# [What to do]
Reproduce all the entries precisely.
** START Extracted records **
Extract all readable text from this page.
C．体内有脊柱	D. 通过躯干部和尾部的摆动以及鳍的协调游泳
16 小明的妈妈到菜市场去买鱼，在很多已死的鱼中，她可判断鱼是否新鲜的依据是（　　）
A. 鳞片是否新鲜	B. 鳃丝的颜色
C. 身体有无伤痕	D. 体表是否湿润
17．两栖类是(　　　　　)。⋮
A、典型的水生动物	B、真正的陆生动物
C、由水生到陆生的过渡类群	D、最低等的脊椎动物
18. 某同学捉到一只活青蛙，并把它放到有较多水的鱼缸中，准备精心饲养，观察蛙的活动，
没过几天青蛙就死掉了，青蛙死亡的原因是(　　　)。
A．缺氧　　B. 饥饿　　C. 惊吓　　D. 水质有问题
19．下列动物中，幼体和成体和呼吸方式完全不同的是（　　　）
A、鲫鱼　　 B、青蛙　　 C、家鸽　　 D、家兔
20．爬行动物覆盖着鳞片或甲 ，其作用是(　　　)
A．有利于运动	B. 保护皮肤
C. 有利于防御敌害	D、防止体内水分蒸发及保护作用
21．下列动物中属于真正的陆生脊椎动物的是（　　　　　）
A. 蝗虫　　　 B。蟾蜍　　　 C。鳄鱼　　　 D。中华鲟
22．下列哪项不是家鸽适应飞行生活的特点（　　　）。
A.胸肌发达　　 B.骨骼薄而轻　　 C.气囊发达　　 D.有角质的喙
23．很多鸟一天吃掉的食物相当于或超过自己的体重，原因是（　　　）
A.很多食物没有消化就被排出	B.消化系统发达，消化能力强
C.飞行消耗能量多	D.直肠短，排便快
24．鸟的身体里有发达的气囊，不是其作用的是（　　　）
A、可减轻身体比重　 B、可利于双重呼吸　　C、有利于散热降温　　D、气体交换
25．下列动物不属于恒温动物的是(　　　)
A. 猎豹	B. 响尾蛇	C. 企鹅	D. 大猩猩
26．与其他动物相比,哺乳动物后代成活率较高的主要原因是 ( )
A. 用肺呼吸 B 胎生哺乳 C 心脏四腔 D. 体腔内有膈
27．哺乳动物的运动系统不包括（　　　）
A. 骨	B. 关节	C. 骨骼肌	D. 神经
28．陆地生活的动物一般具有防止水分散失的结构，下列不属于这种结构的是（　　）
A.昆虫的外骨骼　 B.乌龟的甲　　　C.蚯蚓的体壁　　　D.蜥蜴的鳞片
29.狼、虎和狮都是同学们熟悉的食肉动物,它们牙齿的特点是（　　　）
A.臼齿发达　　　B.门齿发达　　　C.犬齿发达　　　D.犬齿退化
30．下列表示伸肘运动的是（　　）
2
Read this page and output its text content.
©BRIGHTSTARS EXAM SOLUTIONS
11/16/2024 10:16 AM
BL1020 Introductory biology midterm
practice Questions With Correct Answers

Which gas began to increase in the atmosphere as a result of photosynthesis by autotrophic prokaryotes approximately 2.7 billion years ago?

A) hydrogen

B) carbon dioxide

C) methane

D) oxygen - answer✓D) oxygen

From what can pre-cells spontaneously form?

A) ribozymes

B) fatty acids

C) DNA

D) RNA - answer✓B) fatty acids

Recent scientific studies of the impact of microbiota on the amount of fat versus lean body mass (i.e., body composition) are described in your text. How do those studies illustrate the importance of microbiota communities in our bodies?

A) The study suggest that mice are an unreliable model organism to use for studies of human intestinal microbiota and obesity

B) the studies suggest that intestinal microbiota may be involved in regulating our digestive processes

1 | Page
** END Extracted records **
# [Answer in full]
Extract all readable text from this page.
C．体内有脊柱	D. 通过躯干部和尾部的摆动以及鳍的协调游泳
16 小明的妈妈到菜市场去买鱼，在很多已死的鱼中，她可判断鱼是否新鲜的依据是（　　）
A. 鳞片是否新鲜	B. 鳃丝的颜色
C. 身体有无伤痕	D. 体表是否湿润
17．两栖类是(　　　　　)。⋮
A、典型的水生动物	B、真正的陆生动物
C、由水生到陆生的过渡类群	D、最低等的脊椎动物
18. 某同学捉到一只活青蛙，并把它放到有较多水的鱼缸中，准备精心饲养，观察蛙的活动，
没过几天青蛙就死掉了，青蛙死亡的原因是(　　　)。
A．缺氧　　B. 饥饿　　C. 惊吓　　D. 水质有问题
19．下列动物中，幼体和成体和呼吸方式完全不同的是（　　　）
A、鲫鱼　　 B、青蛙　　 C、家鸽　　 D、家兔
20．爬行动物覆盖着鳞片或甲 ，其作用是(　　　)
A．有利于运动	B. 保护皮肤
C. 有利于防御敌害	D、防止体内水分蒸发及保护作用
21．下列动物中属于真正的陆生脊椎动物的是（　　　　　）
A. 蝗虫　　　 B。蟾蜍　　　 C。鳄鱼　　　 D。中华鲟
22．下列哪项不是家鸽适应飞行生活的特点（　　　）。
A.胸肌发达　　 B.骨骼薄而轻　　 C.气囊发达　　 D.有角质的喙
23．很多鸟一天吃掉的食物相当于或超过自己的体重，原因是（　　　）
A.很多食物没有消化就被排出	B.消化系统发达，消化能力强
C.飞行消耗能量多	D.直肠短，排便快
24．鸟的身体里有发达的气囊，不是其作用的是（　　　）
A、可减轻身体比重　 B、可利于双重呼吸　　C、有利于散热降温　　D、气体交换
25．下列动物不属于恒温动物的是(　　　)
A. 猎豹	B. 响尾蛇	C. 企鹅	D. 大猩猩
26．与其他动物相比,哺乳动物后代成活率较高的主要原因是 ( )
A. 用肺呼吸 B 胎生哺乳 C 心脏四腔 D. 体腔内有膈
27．哺乳动物的运动系统不包括（　　　）
A. 骨	B. 关节	C. 骨骼肌	D. 神经
28．陆地生活的动物一般具有防止水分散失的结构，下列不属于这种结构的是（　　）
A.昆虫的外骨骼　 B.乌龟的甲　　　C.蚯蚓的体壁　　　D.蜥蜴的鳞片
29.狼、虎和狮都是同学们熟悉的食肉动物,它们牙齿的特点是（　　　）
A.臼齿发达　　　B.门齿发达　　　C.犬齿发达　　　D.犬齿退化
30．下列表示伸肘运动的是（　　）
2
Read this page and output its text content.
©BRIGHTSTARS EXAM SOLUTIONS
11/16/2024 10:16 AM
BL1020 Introductory biology midterm
practice Questions With Correct Answers

Which gas began to increase in the atmosphere as a result of photosynthesis by autotrophic prokaryotes approximately 2.7 billion years ago?

A) hydrogen

B) carbon dioxide

C) methane

D) oxygen - answer✓D) oxygen

From what can pre-cells spontaneously form?

A) ribozymes

B) fatty acids

C) DNA

D) RNA - answer✓B) fatty acids

Recent scientific studies of the impact of microbiota on the amount of fat versus lean body mass (i.e., body composition) are described in your text. How do those studies illustrate the importance of microbiota communities in our bodies?

A) The study suggest that mice are an unreliable model organism to use for studies of human intestinal microbiota and obesity

B) the studies suggest that intestinal microbiota may be involved in regulating our digestive processes

1 | Page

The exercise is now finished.